### Source passage
[Start]
Stein's attorneys have provided limited information in their request for attorney's fees: a table with the names of the attorneys who worked on the case, their titles, the number of hours they worked, and their rates. (Gershon Decl. ¶ 3). The documents do not contain the hours attributable to each task and describe the nature of the work only in the most general sense. (E.g., id. ("The time was spent on researching the law, analyzing the facts, . . . drafting the complaint . . . [and] papers, and arguing before this Court the motion for a preliminary injunction; analyzing the Defendant corporation's certificates of incorporation, bylaws, and SEC filings while considering such options as filing an amended complaint or filing a complaint in . . . Delaware; negotiating with Defendant's counsel the filing of the Defendant corporation's correct certificate[.]")). Such general descriptions, without the dates and time for each task, do not satisfy Carey. Nor has Stein submitted contemporaneous time records. In his declaration, Arnold Gershon (one of Stein's attorneys) avers that "[t]he time spent and the work done is reflected in my firm's records and are based on accurate and contemporaneously entered data." (Id.). Gershon, however, does not include any of these records, and an attorney's declaration that he has such records is not sufficient to satisfy the Carey requirement that the records themselves be provided.

Stein's deficient fee application requires that the motion be denied. See, e.g., Karlin, 2012 WL 1228199, at *6 (denying fee application without prejudice for failure toprovide timesheets); Genn v. New Haven Bd. of Educ., No. 12-CV-704, 2017 WL 2079648, at *2 (D. Conn. May 15, 2017) ("'Carey establishes a strict rule from which attorneys may deviate only in the rarest of cases.' Plaintiff counsel has deviated from Carey . . . and has not provided any indication that hers is 'the rarest of cases' meriting such deviation.") (citation omitted) (quoting Scott, 626 F.3d at 133, and denying fee application based on attorney's "work log"); Jerolmon v. Astrue, No. 10-CV-267, 2013 WL 210898, at *2 (D. Conn. Jan. 18, 2013) ("The problem with Plaintiff's . . . application for an award of his attorney's fees is that the . . . Firm has not submitted contemporaneous time records in support of the application."); Cablevision Sys. N.Y.C. Corp. v. Diaz, No. 01-CV-4340, 2002 WL 31045855, at *5 (S.D.N.Y. July 10, 2002) (denying attorney's fees because the application only included attorney names, professional experience, and billing rate), report and recommendation adopted, Order dated Aug. 7, 2002, Dkt. No. 12.
[End]
### Entries
[Start]
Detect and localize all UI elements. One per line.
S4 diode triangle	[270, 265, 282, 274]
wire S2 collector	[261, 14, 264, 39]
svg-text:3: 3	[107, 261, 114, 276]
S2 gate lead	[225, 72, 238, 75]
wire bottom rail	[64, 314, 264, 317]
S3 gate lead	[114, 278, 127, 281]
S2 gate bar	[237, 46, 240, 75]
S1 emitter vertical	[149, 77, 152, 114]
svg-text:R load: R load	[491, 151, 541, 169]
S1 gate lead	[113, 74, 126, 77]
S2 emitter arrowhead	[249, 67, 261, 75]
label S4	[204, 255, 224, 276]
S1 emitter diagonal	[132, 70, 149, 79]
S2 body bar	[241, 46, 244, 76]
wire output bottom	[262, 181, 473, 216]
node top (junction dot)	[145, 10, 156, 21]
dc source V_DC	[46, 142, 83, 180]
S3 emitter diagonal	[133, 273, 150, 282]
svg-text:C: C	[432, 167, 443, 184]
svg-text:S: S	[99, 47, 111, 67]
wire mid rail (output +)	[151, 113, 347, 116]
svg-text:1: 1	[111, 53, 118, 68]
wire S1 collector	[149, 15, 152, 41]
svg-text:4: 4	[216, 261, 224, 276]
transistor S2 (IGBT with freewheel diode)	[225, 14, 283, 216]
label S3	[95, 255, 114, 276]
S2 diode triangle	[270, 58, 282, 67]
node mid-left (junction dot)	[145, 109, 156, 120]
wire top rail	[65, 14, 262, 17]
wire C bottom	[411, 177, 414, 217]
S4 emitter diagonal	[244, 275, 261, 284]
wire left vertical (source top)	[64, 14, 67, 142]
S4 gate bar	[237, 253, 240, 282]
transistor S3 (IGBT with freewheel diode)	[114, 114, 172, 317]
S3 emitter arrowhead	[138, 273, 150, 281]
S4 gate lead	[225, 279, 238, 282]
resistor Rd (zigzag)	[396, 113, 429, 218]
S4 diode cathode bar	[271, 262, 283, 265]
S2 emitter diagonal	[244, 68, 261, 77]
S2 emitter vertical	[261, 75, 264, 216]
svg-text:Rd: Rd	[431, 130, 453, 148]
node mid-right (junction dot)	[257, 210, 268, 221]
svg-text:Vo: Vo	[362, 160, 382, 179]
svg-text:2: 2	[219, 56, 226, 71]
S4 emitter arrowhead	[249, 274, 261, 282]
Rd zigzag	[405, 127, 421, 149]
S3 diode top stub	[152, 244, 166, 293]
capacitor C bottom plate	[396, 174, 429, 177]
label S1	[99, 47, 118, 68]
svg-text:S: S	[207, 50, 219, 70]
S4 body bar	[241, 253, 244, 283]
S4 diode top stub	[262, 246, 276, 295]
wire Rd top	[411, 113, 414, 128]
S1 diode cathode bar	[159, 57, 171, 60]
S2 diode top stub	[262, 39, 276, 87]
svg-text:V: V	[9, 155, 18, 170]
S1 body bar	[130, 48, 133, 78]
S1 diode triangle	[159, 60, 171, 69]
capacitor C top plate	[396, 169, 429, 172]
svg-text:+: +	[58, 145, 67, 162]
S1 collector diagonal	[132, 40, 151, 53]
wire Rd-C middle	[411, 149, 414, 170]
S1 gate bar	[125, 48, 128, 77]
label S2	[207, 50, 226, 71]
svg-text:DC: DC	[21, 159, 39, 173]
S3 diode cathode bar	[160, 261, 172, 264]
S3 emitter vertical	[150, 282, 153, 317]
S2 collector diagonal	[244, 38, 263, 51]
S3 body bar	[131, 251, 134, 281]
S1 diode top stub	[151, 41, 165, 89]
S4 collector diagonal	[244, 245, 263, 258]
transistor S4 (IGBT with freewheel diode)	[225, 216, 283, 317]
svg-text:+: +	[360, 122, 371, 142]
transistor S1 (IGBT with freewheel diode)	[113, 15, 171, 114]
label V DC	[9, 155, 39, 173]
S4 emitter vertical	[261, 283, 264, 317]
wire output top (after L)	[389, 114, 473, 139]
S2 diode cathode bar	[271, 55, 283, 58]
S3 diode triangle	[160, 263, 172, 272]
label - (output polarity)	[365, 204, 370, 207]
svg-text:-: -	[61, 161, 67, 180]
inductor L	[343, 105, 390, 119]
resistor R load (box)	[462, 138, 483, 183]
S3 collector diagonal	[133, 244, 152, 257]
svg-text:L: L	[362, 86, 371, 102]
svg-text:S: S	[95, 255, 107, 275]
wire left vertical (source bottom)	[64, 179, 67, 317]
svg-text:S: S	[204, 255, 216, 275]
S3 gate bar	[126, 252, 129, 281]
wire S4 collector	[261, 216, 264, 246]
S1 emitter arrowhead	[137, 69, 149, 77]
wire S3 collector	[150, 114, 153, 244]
[End]
[Start]
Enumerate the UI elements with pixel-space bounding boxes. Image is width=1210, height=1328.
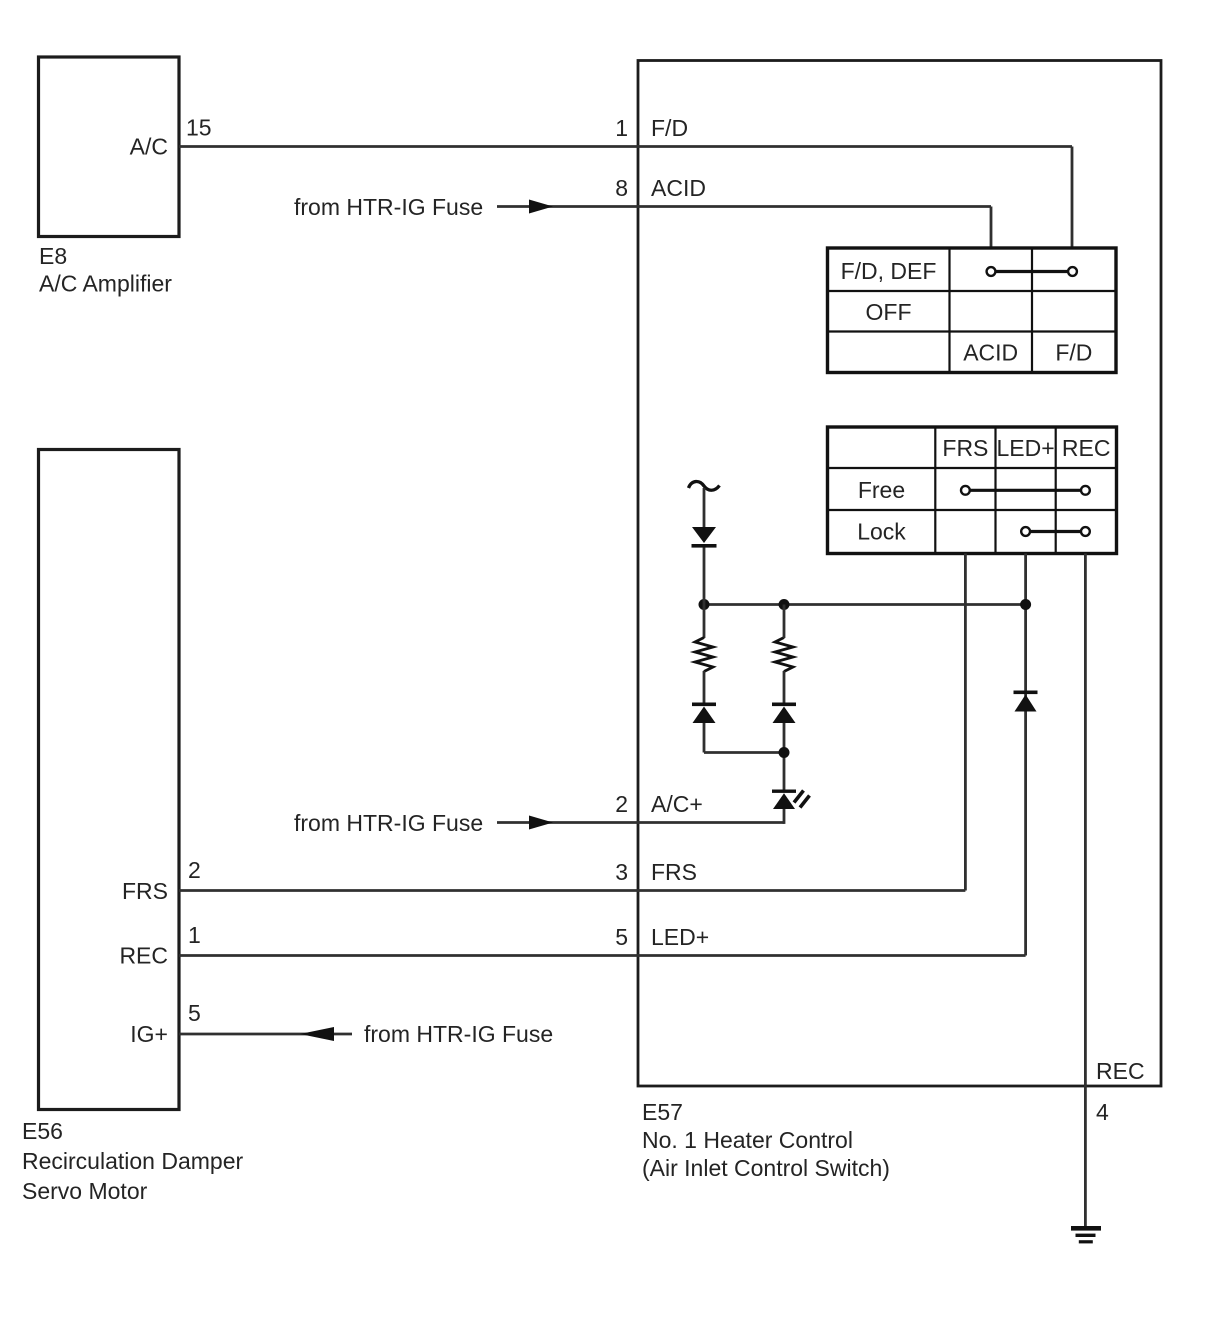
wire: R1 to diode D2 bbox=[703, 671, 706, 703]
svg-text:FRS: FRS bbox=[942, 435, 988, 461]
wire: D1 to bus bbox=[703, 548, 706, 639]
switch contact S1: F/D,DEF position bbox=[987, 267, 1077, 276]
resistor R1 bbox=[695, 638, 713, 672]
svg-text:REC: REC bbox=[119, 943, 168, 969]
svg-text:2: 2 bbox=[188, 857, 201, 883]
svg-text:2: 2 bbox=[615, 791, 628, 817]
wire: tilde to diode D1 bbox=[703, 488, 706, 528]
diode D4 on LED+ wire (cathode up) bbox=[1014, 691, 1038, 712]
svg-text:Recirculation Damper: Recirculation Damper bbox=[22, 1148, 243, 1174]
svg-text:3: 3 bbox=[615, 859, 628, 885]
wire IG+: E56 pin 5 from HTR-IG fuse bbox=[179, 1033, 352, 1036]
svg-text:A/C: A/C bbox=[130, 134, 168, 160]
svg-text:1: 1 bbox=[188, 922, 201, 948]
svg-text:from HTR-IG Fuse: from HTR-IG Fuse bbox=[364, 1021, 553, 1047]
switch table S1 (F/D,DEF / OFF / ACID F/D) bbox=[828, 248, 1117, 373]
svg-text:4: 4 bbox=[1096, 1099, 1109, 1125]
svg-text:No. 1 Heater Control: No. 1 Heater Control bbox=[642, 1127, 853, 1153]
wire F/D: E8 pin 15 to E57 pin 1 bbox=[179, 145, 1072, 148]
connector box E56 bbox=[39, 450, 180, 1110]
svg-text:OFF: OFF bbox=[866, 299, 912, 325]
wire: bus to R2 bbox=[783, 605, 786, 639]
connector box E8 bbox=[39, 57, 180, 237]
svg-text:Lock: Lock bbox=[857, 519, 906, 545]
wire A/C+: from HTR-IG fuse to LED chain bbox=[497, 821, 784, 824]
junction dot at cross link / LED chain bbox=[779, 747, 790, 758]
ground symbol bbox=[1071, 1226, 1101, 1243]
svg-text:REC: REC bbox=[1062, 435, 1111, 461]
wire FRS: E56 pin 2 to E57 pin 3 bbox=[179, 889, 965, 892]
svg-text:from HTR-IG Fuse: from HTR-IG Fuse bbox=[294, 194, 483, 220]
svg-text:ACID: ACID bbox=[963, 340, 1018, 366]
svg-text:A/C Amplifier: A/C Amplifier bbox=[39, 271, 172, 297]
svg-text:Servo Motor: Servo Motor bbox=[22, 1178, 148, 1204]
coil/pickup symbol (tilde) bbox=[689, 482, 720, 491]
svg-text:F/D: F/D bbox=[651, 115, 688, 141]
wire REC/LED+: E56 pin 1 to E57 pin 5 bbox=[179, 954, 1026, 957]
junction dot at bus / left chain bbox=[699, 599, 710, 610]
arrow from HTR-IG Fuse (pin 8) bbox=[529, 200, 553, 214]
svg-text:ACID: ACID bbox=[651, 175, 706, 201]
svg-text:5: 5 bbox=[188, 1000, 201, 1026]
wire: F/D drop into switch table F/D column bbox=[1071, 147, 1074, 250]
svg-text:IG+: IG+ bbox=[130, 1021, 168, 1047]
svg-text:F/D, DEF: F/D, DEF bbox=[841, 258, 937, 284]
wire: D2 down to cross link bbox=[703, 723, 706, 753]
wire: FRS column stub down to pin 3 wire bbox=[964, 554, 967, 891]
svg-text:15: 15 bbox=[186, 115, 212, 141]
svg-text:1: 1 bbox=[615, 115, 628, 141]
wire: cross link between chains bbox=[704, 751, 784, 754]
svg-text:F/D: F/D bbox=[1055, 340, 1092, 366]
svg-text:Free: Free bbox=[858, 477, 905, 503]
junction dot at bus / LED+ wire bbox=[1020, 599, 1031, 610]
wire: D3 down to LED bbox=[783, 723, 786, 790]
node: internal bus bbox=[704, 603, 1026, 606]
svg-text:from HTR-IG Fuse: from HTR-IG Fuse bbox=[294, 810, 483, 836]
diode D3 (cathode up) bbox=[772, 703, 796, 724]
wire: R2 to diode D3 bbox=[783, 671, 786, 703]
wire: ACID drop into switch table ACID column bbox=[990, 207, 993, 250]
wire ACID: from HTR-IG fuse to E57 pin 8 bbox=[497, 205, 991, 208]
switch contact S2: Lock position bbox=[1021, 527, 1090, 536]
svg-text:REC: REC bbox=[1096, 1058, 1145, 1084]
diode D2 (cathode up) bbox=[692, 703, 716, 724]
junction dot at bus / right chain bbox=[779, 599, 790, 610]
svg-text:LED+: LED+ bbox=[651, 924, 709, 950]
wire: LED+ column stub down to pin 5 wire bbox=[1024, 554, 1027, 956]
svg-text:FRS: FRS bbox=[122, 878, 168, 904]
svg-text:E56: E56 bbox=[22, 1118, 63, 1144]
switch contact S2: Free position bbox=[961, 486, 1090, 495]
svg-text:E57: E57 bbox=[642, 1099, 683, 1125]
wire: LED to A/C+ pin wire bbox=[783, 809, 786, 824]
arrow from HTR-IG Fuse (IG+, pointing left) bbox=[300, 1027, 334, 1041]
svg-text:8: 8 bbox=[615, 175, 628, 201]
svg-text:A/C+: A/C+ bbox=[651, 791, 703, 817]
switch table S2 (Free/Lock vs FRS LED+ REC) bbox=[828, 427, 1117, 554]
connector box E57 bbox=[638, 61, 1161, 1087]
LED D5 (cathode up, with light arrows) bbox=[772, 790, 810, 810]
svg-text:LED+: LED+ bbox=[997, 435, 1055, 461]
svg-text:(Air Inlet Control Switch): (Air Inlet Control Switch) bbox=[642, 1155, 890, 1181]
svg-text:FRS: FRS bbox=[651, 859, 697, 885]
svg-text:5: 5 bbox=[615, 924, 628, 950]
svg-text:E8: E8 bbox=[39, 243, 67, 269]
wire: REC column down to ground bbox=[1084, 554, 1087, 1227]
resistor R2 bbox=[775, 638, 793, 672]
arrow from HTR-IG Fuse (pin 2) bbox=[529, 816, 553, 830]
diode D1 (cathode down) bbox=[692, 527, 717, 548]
[End]
### Tasks to carry out
1 - Answer these questions using the court passage on Stein's fee request.
(a) What four kinds of information does the table in Stein's request list?
(b) What role does Arnold Gershon hold in the case?
(c) According to the citation for Cablevision Sys. N.Y.C. Corp. v. Diaz, what did that application include?
2 - Carry the court passage on Stein's fee request forward from its last sentence.

### Responses in order
1 -
(a) The names of the attorneys who worked on the case, their titles, the number of hours they worked, and their rates.
(b) He is one of Stein's attorneys.
(c) Only attorney names, professional experience, and billing rate.

2 -
This is not a minor requirement that the Court enforces to create bureaucratic hoops for attorneys to jump through. The Court cannot perform its proper review function—e.g., excluding duplicate entries, reducing unnecessary time, and ensuring hours were recorded contemporaneously—without the actual billing records. See Hensley v. Eckerhart, 461 U.S. 424, 433 (1983) ("It remains for the district court to determine what fee is 'reasonable.'"); Bogosian v. All Am. Concessions, No. 06-CV-1633, 2012 WL 1821406, at *3 (E.D.N.Y. May 18, 2012) ("[D]eterminations of reasonable attorneys' fees . . . require a review of reasonably detailed contemporaneous time records, as contemplated by [Carey, 711 F.2d at 1148]. In determining the reasonableness of the number of hours expended, the Court 'should exclude excessive, redundant or otherwise unnecessary hours, as well as hours dedicated to severableunsuccessful claims.'") (quoting Quaratino v. Tiffany & Co., 166 F.3d 422, 425 (2d Cir. 1999)) (citation omitted); Karlin, 2012 WL 1228199, at *4 ("[T]he Court is unable to assess the reasonableness of the attorneys' fees requested without the contemporaneous records."); Poulin v. Astrue, No. 10-CV-1930, 2012 WL 264579, at *3 (D. Conn. Jan. 27, 2012) ("This Court has a duty to review plaintiff's itemized statement to determine the reasonableness of the hours requested and to exclude hours that are excessive, redundant, or otherwise unnecessary.") (quotations omitted).

The Court also cannot conduct a substantive review of the fees to determine which hours are compensable under the exception to the American Rule—which normally prohibits the recovery of fees by the prevailing party—relied on by Stein. Stein asks the Court to award fees on the basis of a common benefit conferred on Flowers and its shareholders. (See...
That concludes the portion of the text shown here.